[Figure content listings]
__________________________________________________
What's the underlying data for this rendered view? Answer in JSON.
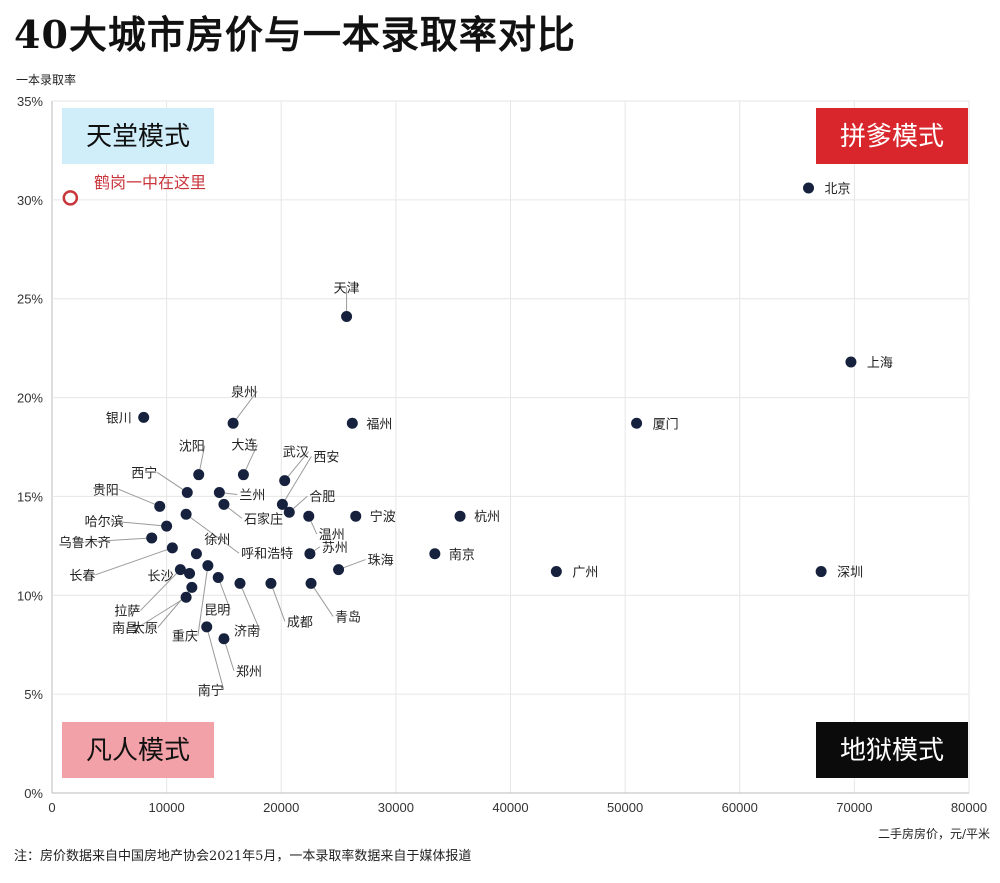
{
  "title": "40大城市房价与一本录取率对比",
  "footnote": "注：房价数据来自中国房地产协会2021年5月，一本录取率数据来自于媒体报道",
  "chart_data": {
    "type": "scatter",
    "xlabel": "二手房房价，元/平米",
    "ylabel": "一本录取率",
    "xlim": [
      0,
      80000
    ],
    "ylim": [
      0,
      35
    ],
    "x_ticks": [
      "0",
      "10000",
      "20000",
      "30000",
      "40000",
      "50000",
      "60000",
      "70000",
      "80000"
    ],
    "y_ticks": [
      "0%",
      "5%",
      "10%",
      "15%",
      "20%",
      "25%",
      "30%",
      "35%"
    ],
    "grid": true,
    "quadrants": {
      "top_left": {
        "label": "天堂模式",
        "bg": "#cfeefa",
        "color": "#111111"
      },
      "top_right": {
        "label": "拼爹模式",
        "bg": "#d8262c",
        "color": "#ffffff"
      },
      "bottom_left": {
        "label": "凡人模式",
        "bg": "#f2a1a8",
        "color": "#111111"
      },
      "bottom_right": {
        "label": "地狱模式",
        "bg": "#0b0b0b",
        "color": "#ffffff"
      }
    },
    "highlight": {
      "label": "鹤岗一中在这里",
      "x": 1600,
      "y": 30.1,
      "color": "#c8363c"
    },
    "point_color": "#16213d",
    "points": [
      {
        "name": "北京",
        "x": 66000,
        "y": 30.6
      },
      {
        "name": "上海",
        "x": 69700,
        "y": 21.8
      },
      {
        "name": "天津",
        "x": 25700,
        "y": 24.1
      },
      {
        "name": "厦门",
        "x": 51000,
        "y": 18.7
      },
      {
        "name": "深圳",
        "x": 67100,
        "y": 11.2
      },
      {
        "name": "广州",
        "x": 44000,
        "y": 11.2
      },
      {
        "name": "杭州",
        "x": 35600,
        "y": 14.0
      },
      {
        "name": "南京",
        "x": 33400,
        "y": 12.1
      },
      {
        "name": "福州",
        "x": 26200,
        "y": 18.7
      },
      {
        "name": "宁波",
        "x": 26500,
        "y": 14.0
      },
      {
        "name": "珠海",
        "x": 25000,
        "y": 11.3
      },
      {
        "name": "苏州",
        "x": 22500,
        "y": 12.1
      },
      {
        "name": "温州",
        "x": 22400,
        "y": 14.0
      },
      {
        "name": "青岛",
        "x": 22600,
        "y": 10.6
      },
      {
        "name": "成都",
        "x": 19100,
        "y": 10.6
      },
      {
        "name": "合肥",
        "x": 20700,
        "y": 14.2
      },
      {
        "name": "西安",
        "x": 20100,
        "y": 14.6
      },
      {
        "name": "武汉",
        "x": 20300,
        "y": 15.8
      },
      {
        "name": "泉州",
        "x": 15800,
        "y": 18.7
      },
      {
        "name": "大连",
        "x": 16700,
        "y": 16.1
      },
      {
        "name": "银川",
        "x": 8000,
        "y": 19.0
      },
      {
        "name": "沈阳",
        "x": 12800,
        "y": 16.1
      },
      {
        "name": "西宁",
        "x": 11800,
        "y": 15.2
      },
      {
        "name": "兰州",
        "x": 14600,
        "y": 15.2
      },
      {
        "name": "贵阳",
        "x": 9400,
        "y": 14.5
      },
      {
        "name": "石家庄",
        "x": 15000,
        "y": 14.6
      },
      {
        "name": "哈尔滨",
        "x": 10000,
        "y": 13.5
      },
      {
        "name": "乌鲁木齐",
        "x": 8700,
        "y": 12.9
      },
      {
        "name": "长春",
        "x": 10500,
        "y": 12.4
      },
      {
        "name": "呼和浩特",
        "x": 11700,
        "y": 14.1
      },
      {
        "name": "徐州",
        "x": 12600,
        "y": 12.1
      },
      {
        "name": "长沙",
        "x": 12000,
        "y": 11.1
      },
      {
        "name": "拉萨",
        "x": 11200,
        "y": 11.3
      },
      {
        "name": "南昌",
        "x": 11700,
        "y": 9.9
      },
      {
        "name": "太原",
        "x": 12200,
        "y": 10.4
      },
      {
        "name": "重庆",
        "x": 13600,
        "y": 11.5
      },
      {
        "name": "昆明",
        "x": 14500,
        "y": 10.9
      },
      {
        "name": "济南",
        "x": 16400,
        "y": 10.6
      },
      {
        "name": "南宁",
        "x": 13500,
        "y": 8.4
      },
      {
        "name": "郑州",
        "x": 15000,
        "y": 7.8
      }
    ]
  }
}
__________________________________________________
▸ Exercise brief
Give back the entries verbatim. Do not include any picture.

▸ The reply
What's the underlying data for this rendered view? Answer in JSON.
{
  "title": "40大城市房价与一本录取率对比",
  "footnote": "注：房价数据来自中国房地产协会2021年5月，一本录取率数据来自于媒体报道",
  "chart_data": {
    "type": "scatter",
    "xlabel": "二手房房价，元/平米",
    "ylabel": "一本录取率",
    "xlim": [
      0,
      80000
    ],
    "ylim": [
      0,
      35
    ],
    "x_ticks": [
      "0",
      "10000",
      "20000",
      "30000",
      "40000",
      "50000",
      "60000",
      "70000",
      "80000"
    ],
    "y_ticks": [
      "0%",
      "5%",
      "10%",
      "15%",
      "20%",
      "25%",
      "30%",
      "35%"
    ],
    "grid": true,
    "quadrants": {
      "top_left": {
        "label": "天堂模式",
        "bg": "#cfeefa",
        "color": "#111111"
      },
      "top_right": {
        "label": "拼爹模式",
        "bg": "#d8262c",
        "color": "#ffffff"
      },
      "bottom_left": {
        "label": "凡人模式",
        "bg": "#f2a1a8",
        "color": "#111111"
      },
      "bottom_right": {
        "label": "地狱模式",
        "bg": "#0b0b0b",
        "color": "#ffffff"
      }
    },
    "highlight": {
      "label": "鹤岗一中在这里",
      "x": 1600,
      "y": 30.1,
      "color": "#c8363c"
    },
    "point_color": "#16213d",
    "points": [
      {
        "name": "北京",
        "x": 66000,
        "y": 30.6
      },
      {
        "name": "上海",
        "x": 69700,
        "y": 21.8
      },
      {
        "name": "天津",
        "x": 25700,
        "y": 24.1
      },
      {
        "name": "厦门",
        "x": 51000,
        "y": 18.7
      },
      {
        "name": "深圳",
        "x": 67100,
        "y": 11.2
      },
      {
        "name": "广州",
        "x": 44000,
        "y": 11.2
      },
      {
        "name": "杭州",
        "x": 35600,
        "y": 14.0
      },
      {
        "name": "南京",
        "x": 33400,
        "y": 12.1
      },
      {
        "name": "福州",
        "x": 26200,
        "y": 18.7
      },
      {
        "name": "宁波",
        "x": 26500,
        "y": 14.0
      },
      {
        "name": "珠海",
        "x": 25000,
        "y": 11.3
      },
      {
        "name": "苏州",
        "x": 22500,
        "y": 12.1
      },
      {
        "name": "温州",
        "x": 22400,
        "y": 14.0
      },
      {
        "name": "青岛",
        "x": 22600,
        "y": 10.6
      },
      {
        "name": "成都",
        "x": 19100,
        "y": 10.6
      },
      {
        "name": "合肥",
        "x": 20700,
        "y": 14.2
      },
      {
        "name": "西安",
        "x": 20100,
        "y": 14.6
      },
      {
        "name": "武汉",
        "x": 20300,
        "y": 15.8
      },
      {
        "name": "泉州",
        "x": 15800,
        "y": 18.7
      },
      {
        "name": "大连",
        "x": 16700,
        "y": 16.1
      },
      {
        "name": "银川",
        "x": 8000,
        "y": 19.0
      },
      {
        "name": "沈阳",
        "x": 12800,
        "y": 16.1
      },
      {
        "name": "西宁",
        "x": 11800,
        "y": 15.2
      },
      {
        "name": "兰州",
        "x": 14600,
        "y": 15.2
      },
      {
        "name": "贵阳",
        "x": 9400,
        "y": 14.5
      },
      {
        "name": "石家庄",
        "x": 15000,
        "y": 14.6
      },
      {
        "name": "哈尔滨",
        "x": 10000,
        "y": 13.5
      },
      {
        "name": "乌鲁木齐",
        "x": 8700,
        "y": 12.9
      },
      {
        "name": "长春",
        "x": 10500,
        "y": 12.4
      },
      {
        "name": "呼和浩特",
        "x": 11700,
        "y": 14.1
      },
      {
        "name": "徐州",
        "x": 12600,
        "y": 12.1
      },
      {
        "name": "长沙",
        "x": 12000,
        "y": 11.1
      },
      {
        "name": "拉萨",
        "x": 11200,
        "y": 11.3
      },
      {
        "name": "南昌",
        "x": 11700,
        "y": 9.9
      },
      {
        "name": "太原",
        "x": 12200,
        "y": 10.4
      },
      {
        "name": "重庆",
        "x": 13600,
        "y": 11.5
      },
      {
        "name": "昆明",
        "x": 14500,
        "y": 10.9
      },
      {
        "name": "济南",
        "x": 16400,
        "y": 10.6
      },
      {
        "name": "南宁",
        "x": 13500,
        "y": 8.4
      },
      {
        "name": "郑州",
        "x": 15000,
        "y": 7.8
      }
    ]
  }
}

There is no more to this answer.